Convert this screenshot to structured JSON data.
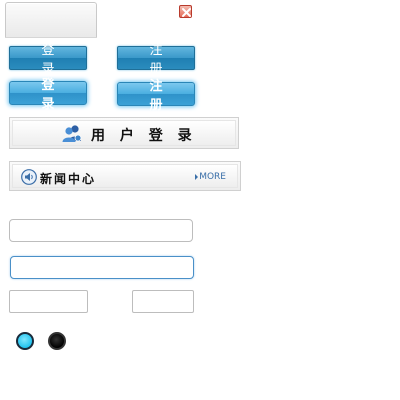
{
  "buttons": {
    "login_label": "登 录",
    "register_label": "注 册"
  },
  "user_login_bar": {
    "label": "用 户 登 录",
    "icon": "users-icon"
  },
  "news_bar": {
    "label": "新闻中心",
    "more_label": "MORE",
    "icon": "speaker-icon"
  },
  "inputs": {
    "wide_1": {
      "value": "",
      "placeholder": ""
    },
    "wide_2": {
      "value": "",
      "placeholder": ""
    },
    "small_1": {
      "value": "",
      "placeholder": ""
    },
    "small_2": {
      "value": "",
      "placeholder": ""
    }
  },
  "radios": [
    {
      "checked": true
    },
    {
      "checked": false
    }
  ],
  "colors": {
    "button_blue": "#2b8cbd",
    "button_hover_blue": "#3aa1d6",
    "focus_border": "#4a90c8",
    "radio_on": "#22c3ef",
    "close_red": "#e46b58",
    "more_link": "#3a6fa8"
  }
}
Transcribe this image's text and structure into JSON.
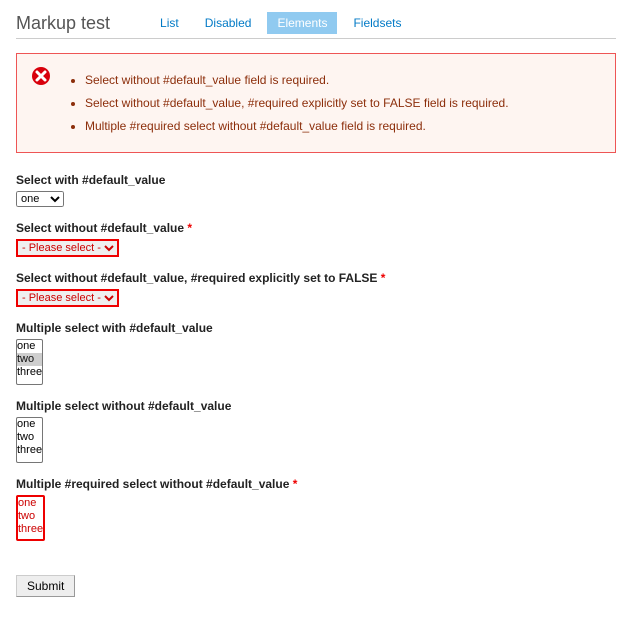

------

- JOB:
Transcribe the records above exactly as they appear, leaving out any pictures.

- RESULT OF THIS EXERCISE:
Convert this screenshot to structured JSON data.
{
  "buttons": {
    "login_label": "登 录",
    "register_label": "注 册"
  },
  "user_login_bar": {
    "label": "用 户 登 录",
    "icon": "users-icon"
  },
  "news_bar": {
    "label": "新闻中心",
    "more_label": "MORE",
    "icon": "speaker-icon"
  },
  "inputs": {
    "wide_1": {
      "value": "",
      "placeholder": ""
    },
    "wide_2": {
      "value": "",
      "placeholder": ""
    },
    "small_1": {
      "value": "",
      "placeholder": ""
    },
    "small_2": {
      "value": "",
      "placeholder": ""
    }
  },
  "radios": [
    {
      "checked": true
    },
    {
      "checked": false
    }
  ],
  "colors": {
    "button_blue": "#2b8cbd",
    "button_hover_blue": "#3aa1d6",
    "focus_border": "#4a90c8",
    "radio_on": "#22c3ef",
    "close_red": "#e46b58",
    "more_link": "#3a6fa8"
  }
}
Transcribe this image's text and structure into JSON.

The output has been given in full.